Records provided:
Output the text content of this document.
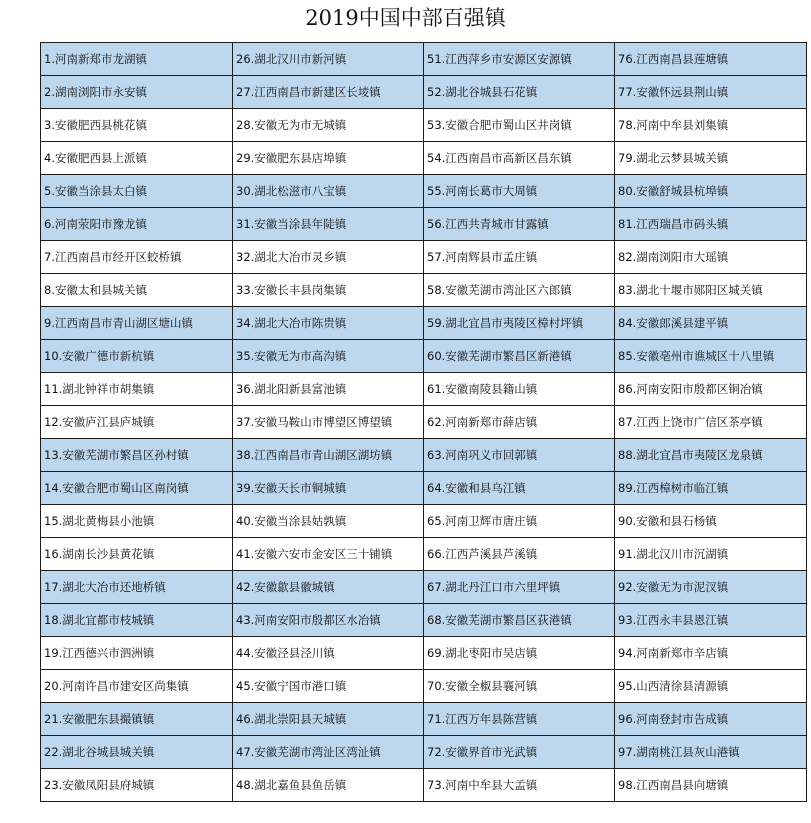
2019中国中部百强镇
1.河南新郑市龙湖镇	26.湖北汉川市新河镇	51.江西萍乡市安源区安源镇	76.江西南昌县莲塘镇
2.湖南浏阳市永安镇	27.江西南昌市新建区长堎镇	52.湖北谷城县石花镇	77.安徽怀远县荆山镇
3.安徽肥西县桃花镇	28.安徽无为市无城镇	53.安徽合肥市蜀山区井岗镇	78.河南中牟县刘集镇
4.安徽肥西县上派镇	29.安徽肥东县店埠镇	54.江西南昌市高新区昌东镇	79.湖北云梦县城关镇
5.安徽当涂县太白镇	30.湖北松滋市八宝镇	55.河南长葛市大周镇	80.安徽舒城县杭埠镇
6.河南荥阳市豫龙镇	31.安徽当涂县年陡镇	56.江西共青城市甘露镇	81.江西瑞昌市码头镇
7.江西南昌市经开区蛟桥镇	32.湖北大冶市灵乡镇	57.河南辉县市孟庄镇	82.湖南浏阳市大瑶镇
8.安徽太和县城关镇	33.安徽长丰县岗集镇	58.安徽芜湖市湾沚区六郎镇	83.湖北十堰市郧阳区城关镇
9.江西南昌市青山湖区塘山镇	34.湖北大冶市陈贵镇	59.湖北宜昌市夷陵区樟村坪镇	84.安徽郎溪县建平镇
10.安徽广德市新杭镇	35.安徽无为市高沟镇	60.安徽芜湖市繁昌区新港镇	85.安徽亳州市谯城区十八里镇
11.湖北钟祥市胡集镇	36.湖北阳新县富池镇	61.安徽南陵县籍山镇	86.河南安阳市殷都区铜冶镇
12.安徽庐江县庐城镇	37.安徽马鞍山市博望区博望镇	62.河南新郑市薛店镇	87.江西上饶市广信区茶亭镇
13.安徽芜湖市繁昌区孙村镇	38.江西南昌市青山湖区湖坊镇	63.河南巩义市回郭镇	88.湖北宜昌市夷陵区龙泉镇
14.安徽合肥市蜀山区南岗镇	39.安徽天长市铜城镇	64.安徽和县乌江镇	89.江西樟树市临江镇
15.湖北黄梅县小池镇	40.安徽当涂县姑孰镇	65.河南卫辉市唐庄镇	90.安徽和县石杨镇
16.湖南长沙县黄花镇	41.安徽六安市金安区三十铺镇	66.江西芦溪县芦溪镇	91.湖北汉川市沉湖镇
17.湖北大冶市还地桥镇	42.安徽歙县徽城镇	67.湖北丹江口市六里坪镇	92.安徽无为市泥汊镇
18.湖北宜都市枝城镇	43.河南安阳市殷都区水冶镇	68.安徽芜湖市繁昌区荻港镇	93.江西永丰县恩江镇
19.江西德兴市泗洲镇	44.安徽泾县泾川镇	69.湖北枣阳市吴店镇	94.河南新郑市辛店镇
20.河南许昌市建安区尚集镇	45.安徽宁国市港口镇	70.安徽全椒县襄河镇	95.山西清徐县清源镇
21.安徽肥东县撮镇镇	46.湖北崇阳县天城镇	71.江西万年县陈营镇	96.河南登封市告成镇
22.湖北谷城县城关镇	47.安徽芜湖市湾沚区湾沚镇	72.安徽界首市光武镇	97.湖南桃江县灰山港镇
23.安徽凤阳县府城镇	48.湖北嘉鱼县鱼岳镇	73.河南中牟县大孟镇	98.江西南昌县向塘镇
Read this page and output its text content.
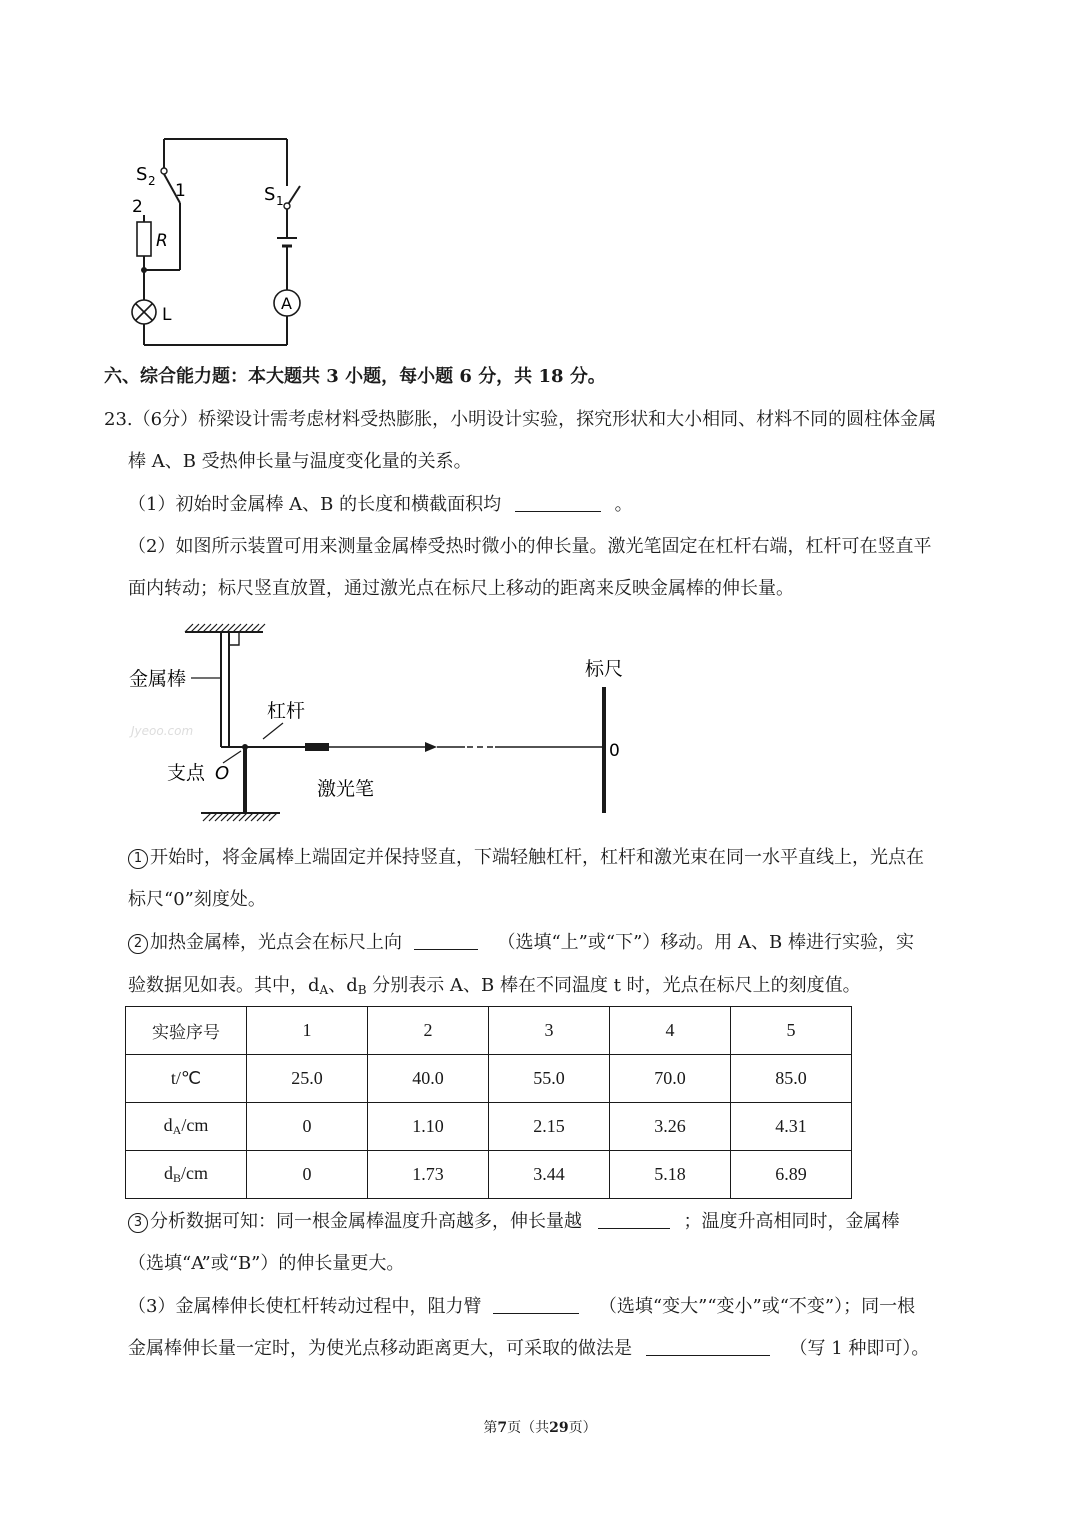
S 2 1
2
R
L
S 1
A
六、综合能力题：本大题共 3 小题，每小题 6 分，共 18 分。
23.（6分）桥梁设计需考虑材料受热膨胀，小明设计实验，探究形状和大小相同、材料不同的圆柱体金属
棒 A、B 受热伸长量与温度变化量的关系。
（1）初始时金属棒 A、B 的长度和横截面积均	。
（2）如图所示装置可用来测量金属棒受热时微小的伸长量。激光笔固定在杠杆右端，杠杆可在竖直平
面内转动；标尺竖直放置，通过激光点在标尺上移动的距离来反映金属棒的伸长量。
金属棒
杠杆
激光笔
标尺
0
支点 O
Jyeoo.com
1 开始时，将金属棒上端固定并保持竖直，下端轻触杠杆，杠杆和激光束在同一水平直线上，光点在
标尺“0”刻度处。
2 加热金属棒，光点会在标尺上向	（选填“上”或“下”）移动。用 A、B 棒进行实验，实
验数据见如表。其中，$d_A$、$d_B$ 分别表示 A、B 棒在不同温度 t 时，光点在标尺上的刻度值。
实验序号	1	2	3	4	5
t/℃	25.0	40.0	55.0	70.0	85.0
$d_A/cm$	0	1.10	2.15	3.26	4.31
$d_B/cm$	0	1.73	3.44	5.18	6.89
3 分析数据可知：同一根金属棒温度升高越多，伸长量越	；温度升高相同时，金属棒
（选填“A”或“B”）的伸长量更大。
（3）金属棒伸长使杠杆转动过程中，阻力臂	（选填“变大”“变小”或“不变”）；同一根
金属棒伸长量一定时，为使光点移动距离更大，可采取的做法是	（写 1 种即可）。
第7页（共29页）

Problem description: The listing above needs to be output again exactly. Don't include the pictures.

Output of the task:
Output the text content of this document.
2019中国中部百强镇
1.河南新郑市龙湖镇	26.湖北汉川市新河镇	51.江西萍乡市安源区安源镇	76.江西南昌县莲塘镇
2.湖南浏阳市永安镇	27.江西南昌市新建区长堎镇	52.湖北谷城县石花镇	77.安徽怀远县荆山镇
3.安徽肥西县桃花镇	28.安徽无为市无城镇	53.安徽合肥市蜀山区井岗镇	78.河南中牟县刘集镇
4.安徽肥西县上派镇	29.安徽肥东县店埠镇	54.江西南昌市高新区昌东镇	79.湖北云梦县城关镇
5.安徽当涂县太白镇	30.湖北松滋市八宝镇	55.河南长葛市大周镇	80.安徽舒城县杭埠镇
6.河南荥阳市豫龙镇	31.安徽当涂县年陡镇	56.江西共青城市甘露镇	81.江西瑞昌市码头镇
7.江西南昌市经开区蛟桥镇	32.湖北大冶市灵乡镇	57.河南辉县市孟庄镇	82.湖南浏阳市大瑶镇
8.安徽太和县城关镇	33.安徽长丰县岗集镇	58.安徽芜湖市湾沚区六郎镇	83.湖北十堰市郧阳区城关镇
9.江西南昌市青山湖区塘山镇	34.湖北大冶市陈贵镇	59.湖北宜昌市夷陵区樟村坪镇	84.安徽郎溪县建平镇
10.安徽广德市新杭镇	35.安徽无为市高沟镇	60.安徽芜湖市繁昌区新港镇	85.安徽亳州市谯城区十八里镇
11.湖北钟祥市胡集镇	36.湖北阳新县富池镇	61.安徽南陵县籍山镇	86.河南安阳市殷都区铜冶镇
12.安徽庐江县庐城镇	37.安徽马鞍山市博望区博望镇	62.河南新郑市薛店镇	87.江西上饶市广信区茶亭镇
13.安徽芜湖市繁昌区孙村镇	38.江西南昌市青山湖区湖坊镇	63.河南巩义市回郭镇	88.湖北宜昌市夷陵区龙泉镇
14.安徽合肥市蜀山区南岗镇	39.安徽天长市铜城镇	64.安徽和县乌江镇	89.江西樟树市临江镇
15.湖北黄梅县小池镇	40.安徽当涂县姑孰镇	65.河南卫辉市唐庄镇	90.安徽和县石杨镇
16.湖南长沙县黄花镇	41.安徽六安市金安区三十铺镇	66.江西芦溪县芦溪镇	91.湖北汉川市沉湖镇
17.湖北大冶市还地桥镇	42.安徽歙县徽城镇	67.湖北丹江口市六里坪镇	92.安徽无为市泥汊镇
18.湖北宜都市枝城镇	43.河南安阳市殷都区水冶镇	68.安徽芜湖市繁昌区荻港镇	93.江西永丰县恩江镇
19.江西德兴市泗洲镇	44.安徽泾县泾川镇	69.湖北枣阳市吴店镇	94.河南新郑市辛店镇
20.河南许昌市建安区尚集镇	45.安徽宁国市港口镇	70.安徽全椒县襄河镇	95.山西清徐县清源镇
21.安徽肥东县撮镇镇	46.湖北崇阳县天城镇	71.江西万年县陈营镇	96.河南登封市告成镇
22.湖北谷城县城关镇	47.安徽芜湖市湾沚区湾沚镇	72.安徽界首市光武镇	97.湖南桃江县灰山港镇
23.安徽凤阳县府城镇	48.湖北嘉鱼县鱼岳镇	73.河南中牟县大孟镇	98.江西南昌县向塘镇
Read this page and output its text content.
S 2 1
2
R
L
S 1
A
六、综合能力题：本大题共 3 小题，每小题 6 分，共 18 分。
23.（6分）桥梁设计需考虑材料受热膨胀，小明设计实验，探究形状和大小相同、材料不同的圆柱体金属
棒 A、B 受热伸长量与温度变化量的关系。
（1）初始时金属棒 A、B 的长度和横截面积均	。
（2）如图所示装置可用来测量金属棒受热时微小的伸长量。激光笔固定在杠杆右端，杠杆可在竖直平
面内转动；标尺竖直放置，通过激光点在标尺上移动的距离来反映金属棒的伸长量。
金属棒
杠杆
激光笔
标尺
0
支点 O
Jyeoo.com
1 开始时，将金属棒上端固定并保持竖直，下端轻触杠杆，杠杆和激光束在同一水平直线上，光点在
标尺“0”刻度处。
2 加热金属棒，光点会在标尺上向	（选填“上”或“下”）移动。用 A、B 棒进行实验，实
验数据见如表。其中，$d_A$、$d_B$ 分别表示 A、B 棒在不同温度 t 时，光点在标尺上的刻度值。
实验序号	1	2	3	4	5
t/℃	25.0	40.0	55.0	70.0	85.0
$d_A/cm$	0	1.10	2.15	3.26	4.31
$d_B/cm$	0	1.73	3.44	5.18	6.89
3 分析数据可知：同一根金属棒温度升高越多，伸长量越	；温度升高相同时，金属棒
（选填“A”或“B”）的伸长量更大。
（3）金属棒伸长使杠杆转动过程中，阻力臂	（选填“变大”“变小”或“不变”）；同一根
金属棒伸长量一定时，为使光点移动距离更大，可采取的做法是	（写 1 种即可）。
第7页（共29页）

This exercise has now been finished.